_Exercise goal_.
Single out the lines that include the word "stacji". Copy them.

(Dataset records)
↓

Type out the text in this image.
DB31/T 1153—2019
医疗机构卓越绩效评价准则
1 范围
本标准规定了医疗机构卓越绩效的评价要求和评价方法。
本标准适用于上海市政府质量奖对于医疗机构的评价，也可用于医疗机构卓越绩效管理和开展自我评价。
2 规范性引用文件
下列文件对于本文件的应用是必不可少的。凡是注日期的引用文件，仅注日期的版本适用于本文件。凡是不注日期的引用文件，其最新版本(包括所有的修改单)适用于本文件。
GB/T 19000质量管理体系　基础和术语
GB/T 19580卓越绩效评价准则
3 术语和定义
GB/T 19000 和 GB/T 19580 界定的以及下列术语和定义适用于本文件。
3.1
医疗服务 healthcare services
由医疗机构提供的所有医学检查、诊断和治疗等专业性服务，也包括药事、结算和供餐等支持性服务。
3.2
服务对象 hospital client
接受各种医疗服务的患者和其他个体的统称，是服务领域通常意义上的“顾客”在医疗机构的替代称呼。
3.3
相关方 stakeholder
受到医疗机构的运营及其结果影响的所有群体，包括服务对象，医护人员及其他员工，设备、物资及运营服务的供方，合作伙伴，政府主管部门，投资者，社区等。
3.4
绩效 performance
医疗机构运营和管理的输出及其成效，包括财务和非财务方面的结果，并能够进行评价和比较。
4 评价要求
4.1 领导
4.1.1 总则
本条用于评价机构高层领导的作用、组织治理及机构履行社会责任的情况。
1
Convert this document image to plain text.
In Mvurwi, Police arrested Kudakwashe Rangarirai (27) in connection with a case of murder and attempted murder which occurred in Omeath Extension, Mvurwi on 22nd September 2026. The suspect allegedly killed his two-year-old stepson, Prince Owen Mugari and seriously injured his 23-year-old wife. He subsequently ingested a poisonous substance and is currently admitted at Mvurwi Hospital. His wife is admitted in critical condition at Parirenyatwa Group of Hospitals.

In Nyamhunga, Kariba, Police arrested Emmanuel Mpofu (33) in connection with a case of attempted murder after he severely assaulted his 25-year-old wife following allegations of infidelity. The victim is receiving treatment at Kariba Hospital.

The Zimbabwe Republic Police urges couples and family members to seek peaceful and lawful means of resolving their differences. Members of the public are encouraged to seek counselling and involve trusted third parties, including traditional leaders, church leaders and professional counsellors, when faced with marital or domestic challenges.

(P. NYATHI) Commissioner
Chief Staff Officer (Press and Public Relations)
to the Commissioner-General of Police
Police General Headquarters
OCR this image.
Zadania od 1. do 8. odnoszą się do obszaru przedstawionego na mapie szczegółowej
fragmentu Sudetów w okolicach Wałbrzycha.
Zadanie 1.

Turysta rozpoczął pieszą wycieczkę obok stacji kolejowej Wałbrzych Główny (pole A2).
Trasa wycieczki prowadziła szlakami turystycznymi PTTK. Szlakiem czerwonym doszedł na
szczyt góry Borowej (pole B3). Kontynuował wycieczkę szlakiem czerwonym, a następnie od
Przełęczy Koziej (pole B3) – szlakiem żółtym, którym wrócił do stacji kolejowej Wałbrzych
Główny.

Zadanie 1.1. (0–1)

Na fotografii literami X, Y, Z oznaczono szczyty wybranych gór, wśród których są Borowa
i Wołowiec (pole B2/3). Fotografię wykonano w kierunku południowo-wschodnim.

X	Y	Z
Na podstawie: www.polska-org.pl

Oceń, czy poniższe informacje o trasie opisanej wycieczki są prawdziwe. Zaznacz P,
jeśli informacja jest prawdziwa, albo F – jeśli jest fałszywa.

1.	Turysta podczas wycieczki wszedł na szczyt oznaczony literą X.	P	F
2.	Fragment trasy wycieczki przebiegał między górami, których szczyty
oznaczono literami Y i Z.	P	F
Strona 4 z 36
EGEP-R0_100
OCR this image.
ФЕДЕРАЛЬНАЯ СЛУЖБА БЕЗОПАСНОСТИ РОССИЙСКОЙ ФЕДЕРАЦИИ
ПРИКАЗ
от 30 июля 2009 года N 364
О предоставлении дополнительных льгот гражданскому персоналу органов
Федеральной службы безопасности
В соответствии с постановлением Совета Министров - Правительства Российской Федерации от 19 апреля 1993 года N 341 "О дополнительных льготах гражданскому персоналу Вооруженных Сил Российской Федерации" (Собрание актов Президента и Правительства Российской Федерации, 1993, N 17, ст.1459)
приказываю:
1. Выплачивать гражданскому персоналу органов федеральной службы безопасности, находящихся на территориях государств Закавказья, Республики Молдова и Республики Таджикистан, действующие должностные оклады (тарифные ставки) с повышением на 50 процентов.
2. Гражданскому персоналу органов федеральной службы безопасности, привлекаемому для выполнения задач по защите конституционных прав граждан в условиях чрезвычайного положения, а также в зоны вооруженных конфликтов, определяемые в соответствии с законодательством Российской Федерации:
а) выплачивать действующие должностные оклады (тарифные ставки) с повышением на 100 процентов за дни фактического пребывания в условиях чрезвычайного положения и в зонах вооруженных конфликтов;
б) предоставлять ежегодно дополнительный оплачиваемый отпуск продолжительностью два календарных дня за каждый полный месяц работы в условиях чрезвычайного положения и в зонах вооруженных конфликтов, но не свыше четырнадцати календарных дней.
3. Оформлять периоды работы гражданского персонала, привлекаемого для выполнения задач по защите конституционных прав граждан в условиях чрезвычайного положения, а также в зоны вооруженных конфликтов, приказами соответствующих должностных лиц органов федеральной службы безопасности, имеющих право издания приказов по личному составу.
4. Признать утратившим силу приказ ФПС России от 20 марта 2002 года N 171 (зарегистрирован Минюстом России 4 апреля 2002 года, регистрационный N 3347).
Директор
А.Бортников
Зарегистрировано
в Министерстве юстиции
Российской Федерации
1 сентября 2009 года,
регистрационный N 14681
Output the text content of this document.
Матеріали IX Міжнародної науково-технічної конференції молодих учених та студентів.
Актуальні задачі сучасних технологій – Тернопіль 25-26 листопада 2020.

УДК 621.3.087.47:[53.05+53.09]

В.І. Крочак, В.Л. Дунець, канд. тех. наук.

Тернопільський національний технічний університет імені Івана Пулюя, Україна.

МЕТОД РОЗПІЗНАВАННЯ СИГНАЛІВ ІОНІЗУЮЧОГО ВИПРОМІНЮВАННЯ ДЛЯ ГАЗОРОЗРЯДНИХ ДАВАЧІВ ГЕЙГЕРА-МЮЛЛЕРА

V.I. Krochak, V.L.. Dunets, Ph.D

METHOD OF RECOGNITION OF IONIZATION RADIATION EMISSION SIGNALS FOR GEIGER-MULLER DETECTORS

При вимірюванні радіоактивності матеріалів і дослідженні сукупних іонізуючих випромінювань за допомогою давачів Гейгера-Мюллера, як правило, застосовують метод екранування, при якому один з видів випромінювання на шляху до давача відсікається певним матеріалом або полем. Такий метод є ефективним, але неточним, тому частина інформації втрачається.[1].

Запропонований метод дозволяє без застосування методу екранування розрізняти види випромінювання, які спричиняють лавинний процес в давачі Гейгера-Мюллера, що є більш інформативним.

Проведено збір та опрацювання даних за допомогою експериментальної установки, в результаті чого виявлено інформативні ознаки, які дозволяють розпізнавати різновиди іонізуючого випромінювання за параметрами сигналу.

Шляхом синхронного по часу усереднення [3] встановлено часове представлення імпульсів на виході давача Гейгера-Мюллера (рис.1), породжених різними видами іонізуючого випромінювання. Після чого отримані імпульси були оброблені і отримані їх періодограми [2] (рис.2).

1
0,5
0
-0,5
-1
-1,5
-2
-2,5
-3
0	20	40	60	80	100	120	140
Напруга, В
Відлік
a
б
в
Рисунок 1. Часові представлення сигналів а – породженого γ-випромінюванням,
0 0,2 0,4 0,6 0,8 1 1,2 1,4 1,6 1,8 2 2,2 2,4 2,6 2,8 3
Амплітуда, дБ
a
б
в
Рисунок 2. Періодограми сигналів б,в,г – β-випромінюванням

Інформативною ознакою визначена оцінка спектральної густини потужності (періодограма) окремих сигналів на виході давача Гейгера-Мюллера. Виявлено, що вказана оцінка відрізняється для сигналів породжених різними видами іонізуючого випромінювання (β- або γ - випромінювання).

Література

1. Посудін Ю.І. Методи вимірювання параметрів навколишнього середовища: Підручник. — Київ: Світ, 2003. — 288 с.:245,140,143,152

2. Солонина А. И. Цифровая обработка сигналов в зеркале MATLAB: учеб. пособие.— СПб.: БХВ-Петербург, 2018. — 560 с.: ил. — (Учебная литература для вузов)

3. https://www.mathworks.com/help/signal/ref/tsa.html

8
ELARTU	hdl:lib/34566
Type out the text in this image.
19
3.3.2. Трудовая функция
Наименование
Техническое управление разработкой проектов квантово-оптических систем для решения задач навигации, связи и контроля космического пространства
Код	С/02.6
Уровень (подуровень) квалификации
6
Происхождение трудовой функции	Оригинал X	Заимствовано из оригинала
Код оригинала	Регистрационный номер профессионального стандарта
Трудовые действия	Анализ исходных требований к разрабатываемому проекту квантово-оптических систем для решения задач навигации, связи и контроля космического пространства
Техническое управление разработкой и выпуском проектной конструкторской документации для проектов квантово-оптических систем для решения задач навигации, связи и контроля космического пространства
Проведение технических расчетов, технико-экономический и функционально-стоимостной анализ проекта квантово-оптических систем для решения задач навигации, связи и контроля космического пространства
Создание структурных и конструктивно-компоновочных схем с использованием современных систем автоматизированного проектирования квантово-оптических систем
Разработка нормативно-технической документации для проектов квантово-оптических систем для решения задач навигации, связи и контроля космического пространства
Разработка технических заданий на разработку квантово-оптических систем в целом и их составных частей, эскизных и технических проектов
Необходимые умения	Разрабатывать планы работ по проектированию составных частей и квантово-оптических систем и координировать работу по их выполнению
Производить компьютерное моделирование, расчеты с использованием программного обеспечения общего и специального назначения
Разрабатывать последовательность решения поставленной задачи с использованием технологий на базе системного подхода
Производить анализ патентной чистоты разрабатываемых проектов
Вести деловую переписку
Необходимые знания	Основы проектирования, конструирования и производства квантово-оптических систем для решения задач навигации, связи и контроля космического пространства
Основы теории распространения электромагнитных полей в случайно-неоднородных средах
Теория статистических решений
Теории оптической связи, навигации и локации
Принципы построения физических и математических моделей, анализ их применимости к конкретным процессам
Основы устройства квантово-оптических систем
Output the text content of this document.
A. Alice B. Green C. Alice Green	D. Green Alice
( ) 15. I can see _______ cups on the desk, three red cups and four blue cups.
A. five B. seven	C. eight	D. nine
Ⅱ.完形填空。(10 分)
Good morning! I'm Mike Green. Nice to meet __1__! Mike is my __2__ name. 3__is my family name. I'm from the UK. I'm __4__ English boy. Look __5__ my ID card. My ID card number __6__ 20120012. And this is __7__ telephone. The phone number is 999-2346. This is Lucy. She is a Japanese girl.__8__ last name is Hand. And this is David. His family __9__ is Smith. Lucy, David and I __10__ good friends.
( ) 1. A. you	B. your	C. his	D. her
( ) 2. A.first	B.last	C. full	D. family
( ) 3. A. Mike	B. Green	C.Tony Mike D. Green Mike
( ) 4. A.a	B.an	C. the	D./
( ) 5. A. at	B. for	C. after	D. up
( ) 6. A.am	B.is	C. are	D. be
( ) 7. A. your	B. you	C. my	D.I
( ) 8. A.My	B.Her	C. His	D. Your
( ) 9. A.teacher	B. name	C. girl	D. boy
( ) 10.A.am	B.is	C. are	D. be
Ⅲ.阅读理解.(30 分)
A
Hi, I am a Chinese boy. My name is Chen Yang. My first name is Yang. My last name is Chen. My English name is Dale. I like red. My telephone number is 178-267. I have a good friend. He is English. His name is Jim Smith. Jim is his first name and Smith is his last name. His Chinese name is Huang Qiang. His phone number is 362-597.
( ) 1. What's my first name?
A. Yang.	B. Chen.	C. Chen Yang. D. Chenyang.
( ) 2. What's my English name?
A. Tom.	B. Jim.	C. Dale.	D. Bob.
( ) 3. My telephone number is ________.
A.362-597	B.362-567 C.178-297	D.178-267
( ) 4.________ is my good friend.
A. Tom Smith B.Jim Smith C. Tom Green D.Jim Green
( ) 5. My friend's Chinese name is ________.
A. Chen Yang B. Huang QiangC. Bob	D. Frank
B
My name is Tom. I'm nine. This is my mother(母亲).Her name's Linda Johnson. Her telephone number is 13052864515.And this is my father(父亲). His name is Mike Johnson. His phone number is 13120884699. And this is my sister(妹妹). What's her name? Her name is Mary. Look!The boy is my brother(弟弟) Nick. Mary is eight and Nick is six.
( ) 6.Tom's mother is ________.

↑

_Answer to the task_.
Turysta rozpoczął pieszą wycieczkę obok stacji kolejowej Wałbrzych Główny (pole A2).
Przełęczy Koziej (pole B3) – szlakiem żółtym, którym wrócił do stacji kolejowej Wałbrzych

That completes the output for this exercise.